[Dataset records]
>>>

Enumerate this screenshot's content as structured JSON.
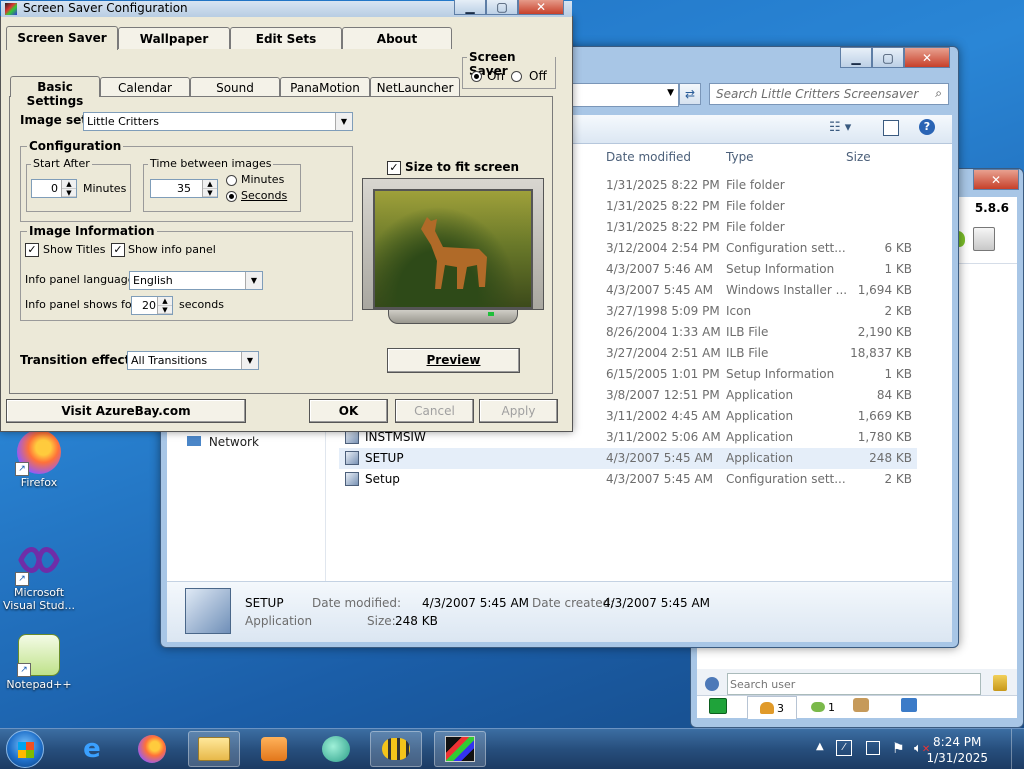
{
  "desktop": {
    "icons": [
      {
        "label": "Firefox"
      },
      {
        "label": "Microsoft Visual Stud..."
      },
      {
        "label": "Notepad++"
      }
    ]
  },
  "explorer": {
    "search_placeholder": "Search Little Critters Screensaver",
    "columns": {
      "date": "Date modified",
      "type": "Type",
      "size": "Size"
    },
    "nav_network": "Network",
    "rows": [
      {
        "name": "",
        "date": "1/31/2025 8:22 PM",
        "type": "File folder",
        "size": ""
      },
      {
        "name": "",
        "date": "1/31/2025 8:22 PM",
        "type": "File folder",
        "size": ""
      },
      {
        "name": "",
        "date": "1/31/2025 8:22 PM",
        "type": "File folder",
        "size": ""
      },
      {
        "name": "",
        "date": "3/12/2004 2:54 PM",
        "type": "Configuration sett...",
        "size": "6 KB"
      },
      {
        "name": "",
        "date": "4/3/2007 5:46 AM",
        "type": "Setup Information",
        "size": "1 KB"
      },
      {
        "name": "",
        "date": "4/3/2007 5:45 AM",
        "type": "Windows Installer ...",
        "size": "1,694 KB"
      },
      {
        "name": "",
        "date": "3/27/1998 5:09 PM",
        "type": "Icon",
        "size": "2 KB"
      },
      {
        "name": "",
        "date": "8/26/2004 1:33 AM",
        "type": "ILB File",
        "size": "2,190 KB"
      },
      {
        "name": "",
        "date": "3/27/2004 2:51 AM",
        "type": "ILB File",
        "size": "18,837 KB"
      },
      {
        "name": "",
        "date": "6/15/2005 1:01 PM",
        "type": "Setup Information",
        "size": "1 KB"
      },
      {
        "name": "",
        "date": "3/8/2007 12:51 PM",
        "type": "Application",
        "size": "84 KB"
      },
      {
        "name": "",
        "date": "3/11/2002 4:45 AM",
        "type": "Application",
        "size": "1,669 KB"
      },
      {
        "name": "INSTMSIW",
        "date": "3/11/2002 5:06 AM",
        "type": "Application",
        "size": "1,780 KB"
      },
      {
        "name": "SETUP",
        "date": "4/3/2007 5:45 AM",
        "type": "Application",
        "size": "248 KB"
      },
      {
        "name": "Setup",
        "date": "4/3/2007 5:45 AM",
        "type": "Configuration sett...",
        "size": "2 KB"
      }
    ],
    "details": {
      "name": "SETUP",
      "kind": "Application",
      "modified_label": "Date modified:",
      "modified": "4/3/2007 5:45 AM",
      "created_label": "Date created:",
      "created": "4/3/2007 5:45 AM",
      "size_label": "Size:",
      "size": "248 KB"
    }
  },
  "chat_window": {
    "version": "5.8.6",
    "search_placeholder": "Search user",
    "tabs": [
      {
        "count": "3"
      },
      {
        "count": "1"
      }
    ]
  },
  "ssconfig": {
    "title": "Screen Saver Configuration",
    "top_tabs": [
      "Screen Saver",
      "Wallpaper",
      "Edit Sets",
      "About"
    ],
    "screensaver_group": "Screen Saver",
    "on_label": "On",
    "off_label": "Off",
    "sub_tabs": [
      "Basic Settings",
      "Calendar",
      "Sound",
      "PanaMotion",
      "NetLauncher"
    ],
    "image_set_label": "Image set:",
    "image_set_value": "Little Critters",
    "configuration_label": "Configuration",
    "start_after_label": "Start After",
    "start_after_value": "0",
    "minutes_label": "Minutes",
    "time_between_label": "Time between images",
    "time_between_value": "35",
    "radio_minutes": "Minutes",
    "radio_seconds": "Seconds",
    "size_to_fit": "Size to fit screen",
    "image_info_label": "Image Information",
    "show_titles": "Show Titles",
    "show_info_panel": "Show info panel",
    "info_lang_label": "Info panel language:",
    "info_lang_value": "English",
    "info_shows_label": "Info panel shows for:",
    "info_shows_value": "20",
    "seconds_label": "seconds",
    "transition_label": "Transition effects:",
    "transition_value": "All Transitions",
    "preview": "Preview",
    "visit": "Visit AzureBay.com",
    "ok": "OK",
    "cancel": "Cancel",
    "apply": "Apply"
  },
  "taskbar": {
    "time": "8:24 PM",
    "date": "1/31/2025"
  }
}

<<<

Given exercise: Pick out the lines containing the string "Little" and show them.

Exercise output:
    "search_placeholder": "Search Little Critters Screensaver",
    "image_set_value": "Little Critters",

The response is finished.